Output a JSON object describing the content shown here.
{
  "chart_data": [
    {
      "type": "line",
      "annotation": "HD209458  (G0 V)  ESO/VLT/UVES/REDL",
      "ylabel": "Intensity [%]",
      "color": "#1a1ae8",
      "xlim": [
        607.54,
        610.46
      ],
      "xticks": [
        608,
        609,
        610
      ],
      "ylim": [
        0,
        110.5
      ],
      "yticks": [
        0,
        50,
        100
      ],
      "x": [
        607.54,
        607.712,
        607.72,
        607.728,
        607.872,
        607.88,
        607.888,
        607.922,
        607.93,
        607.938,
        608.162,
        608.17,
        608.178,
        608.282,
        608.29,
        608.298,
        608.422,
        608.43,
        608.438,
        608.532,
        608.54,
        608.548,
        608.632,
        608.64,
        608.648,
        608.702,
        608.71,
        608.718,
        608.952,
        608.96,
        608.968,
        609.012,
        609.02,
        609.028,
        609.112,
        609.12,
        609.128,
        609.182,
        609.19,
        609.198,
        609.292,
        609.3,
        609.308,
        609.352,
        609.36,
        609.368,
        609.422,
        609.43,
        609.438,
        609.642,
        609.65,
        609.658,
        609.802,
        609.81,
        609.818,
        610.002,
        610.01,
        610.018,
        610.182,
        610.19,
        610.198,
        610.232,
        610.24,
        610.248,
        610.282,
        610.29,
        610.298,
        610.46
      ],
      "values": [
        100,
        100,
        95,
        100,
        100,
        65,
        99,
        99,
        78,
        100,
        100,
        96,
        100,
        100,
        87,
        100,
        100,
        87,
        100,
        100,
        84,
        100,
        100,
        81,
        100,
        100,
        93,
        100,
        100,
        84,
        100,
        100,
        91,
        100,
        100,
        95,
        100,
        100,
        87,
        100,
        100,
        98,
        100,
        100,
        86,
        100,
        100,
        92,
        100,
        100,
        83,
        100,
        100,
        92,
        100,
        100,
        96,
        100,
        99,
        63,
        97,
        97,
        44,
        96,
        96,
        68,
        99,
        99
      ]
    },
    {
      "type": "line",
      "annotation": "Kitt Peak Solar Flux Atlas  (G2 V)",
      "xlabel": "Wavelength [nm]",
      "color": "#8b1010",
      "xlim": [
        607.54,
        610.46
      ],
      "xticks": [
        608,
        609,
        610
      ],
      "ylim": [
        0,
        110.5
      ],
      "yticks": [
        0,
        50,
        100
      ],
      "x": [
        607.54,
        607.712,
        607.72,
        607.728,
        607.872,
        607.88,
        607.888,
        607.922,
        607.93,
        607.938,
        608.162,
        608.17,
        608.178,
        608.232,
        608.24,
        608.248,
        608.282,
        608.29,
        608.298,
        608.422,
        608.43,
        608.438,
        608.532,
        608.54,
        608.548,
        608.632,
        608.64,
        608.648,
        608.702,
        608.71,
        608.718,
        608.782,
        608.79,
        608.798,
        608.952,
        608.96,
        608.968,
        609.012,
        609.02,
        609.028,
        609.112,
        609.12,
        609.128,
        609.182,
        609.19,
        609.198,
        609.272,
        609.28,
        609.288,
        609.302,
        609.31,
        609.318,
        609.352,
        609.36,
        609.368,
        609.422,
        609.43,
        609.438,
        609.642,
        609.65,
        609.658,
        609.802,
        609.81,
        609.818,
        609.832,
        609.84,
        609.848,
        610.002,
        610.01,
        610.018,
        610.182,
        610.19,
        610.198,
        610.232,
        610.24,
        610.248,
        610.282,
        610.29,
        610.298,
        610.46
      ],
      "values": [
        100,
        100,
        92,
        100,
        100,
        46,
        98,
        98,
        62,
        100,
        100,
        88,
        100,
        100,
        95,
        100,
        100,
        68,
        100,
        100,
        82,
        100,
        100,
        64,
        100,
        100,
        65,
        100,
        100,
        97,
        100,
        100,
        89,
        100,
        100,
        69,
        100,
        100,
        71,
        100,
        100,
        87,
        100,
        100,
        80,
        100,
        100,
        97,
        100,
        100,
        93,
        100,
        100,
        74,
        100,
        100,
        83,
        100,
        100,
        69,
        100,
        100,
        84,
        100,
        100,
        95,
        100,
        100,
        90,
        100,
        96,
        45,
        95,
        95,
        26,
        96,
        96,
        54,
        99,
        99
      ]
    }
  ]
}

************

Exactly reproduce all of the entries.

Task solution —
Output a JSON object describing the content shown here.
{
  "chart_data": [
    {
      "type": "line",
      "annotation": "HD209458  (G0 V)  ESO/VLT/UVES/REDL",
      "ylabel": "Intensity [%]",
      "color": "#1a1ae8",
      "xlim": [
        607.54,
        610.46
      ],
      "xticks": [
        608,
        609,
        610
      ],
      "ylim": [
        0,
        110.5
      ],
      "yticks": [
        0,
        50,
        100
      ],
      "x": [
        607.54,
        607.712,
        607.72,
        607.728,
        607.872,
        607.88,
        607.888,
        607.922,
        607.93,
        607.938,
        608.162,
        608.17,
        608.178,
        608.282,
        608.29,
        608.298,
        608.422,
        608.43,
        608.438,
        608.532,
        608.54,
        608.548,
        608.632,
        608.64,
        608.648,
        608.702,
        608.71,
        608.718,
        608.952,
        608.96,
        608.968,
        609.012,
        609.02,
        609.028,
        609.112,
        609.12,
        609.128,
        609.182,
        609.19,
        609.198,
        609.292,
        609.3,
        609.308,
        609.352,
        609.36,
        609.368,
        609.422,
        609.43,
        609.438,
        609.642,
        609.65,
        609.658,
        609.802,
        609.81,
        609.818,
        610.002,
        610.01,
        610.018,
        610.182,
        610.19,
        610.198,
        610.232,
        610.24,
        610.248,
        610.282,
        610.29,
        610.298,
        610.46
      ],
      "values": [
        100,
        100,
        95,
        100,
        100,
        65,
        99,
        99,
        78,
        100,
        100,
        96,
        100,
        100,
        87,
        100,
        100,
        87,
        100,
        100,
        84,
        100,
        100,
        81,
        100,
        100,
        93,
        100,
        100,
        84,
        100,
        100,
        91,
        100,
        100,
        95,
        100,
        100,
        87,
        100,
        100,
        98,
        100,
        100,
        86,
        100,
        100,
        92,
        100,
        100,
        83,
        100,
        100,
        92,
        100,
        100,
        96,
        100,
        99,
        63,
        97,
        97,
        44,
        96,
        96,
        68,
        99,
        99
      ]
    },
    {
      "type": "line",
      "annotation": "Kitt Peak Solar Flux Atlas  (G2 V)",
      "xlabel": "Wavelength [nm]",
      "color": "#8b1010",
      "xlim": [
        607.54,
        610.46
      ],
      "xticks": [
        608,
        609,
        610
      ],
      "ylim": [
        0,
        110.5
      ],
      "yticks": [
        0,
        50,
        100
      ],
      "x": [
        607.54,
        607.712,
        607.72,
        607.728,
        607.872,
        607.88,
        607.888,
        607.922,
        607.93,
        607.938,
        608.162,
        608.17,
        608.178,
        608.232,
        608.24,
        608.248,
        608.282,
        608.29,
        608.298,
        608.422,
        608.43,
        608.438,
        608.532,
        608.54,
        608.548,
        608.632,
        608.64,
        608.648,
        608.702,
        608.71,
        608.718,
        608.782,
        608.79,
        608.798,
        608.952,
        608.96,
        608.968,
        609.012,
        609.02,
        609.028,
        609.112,
        609.12,
        609.128,
        609.182,
        609.19,
        609.198,
        609.272,
        609.28,
        609.288,
        609.302,
        609.31,
        609.318,
        609.352,
        609.36,
        609.368,
        609.422,
        609.43,
        609.438,
        609.642,
        609.65,
        609.658,
        609.802,
        609.81,
        609.818,
        609.832,
        609.84,
        609.848,
        610.002,
        610.01,
        610.018,
        610.182,
        610.19,
        610.198,
        610.232,
        610.24,
        610.248,
        610.282,
        610.29,
        610.298,
        610.46
      ],
      "values": [
        100,
        100,
        92,
        100,
        100,
        46,
        98,
        98,
        62,
        100,
        100,
        88,
        100,
        100,
        95,
        100,
        100,
        68,
        100,
        100,
        82,
        100,
        100,
        64,
        100,
        100,
        65,
        100,
        100,
        97,
        100,
        100,
        89,
        100,
        100,
        69,
        100,
        100,
        71,
        100,
        100,
        87,
        100,
        100,
        80,
        100,
        100,
        97,
        100,
        100,
        93,
        100,
        100,
        74,
        100,
        100,
        83,
        100,
        100,
        69,
        100,
        100,
        84,
        100,
        100,
        95,
        100,
        100,
        90,
        100,
        96,
        45,
        95,
        95,
        26,
        96,
        96,
        54,
        99,
        99
      ]
    }
  ]
}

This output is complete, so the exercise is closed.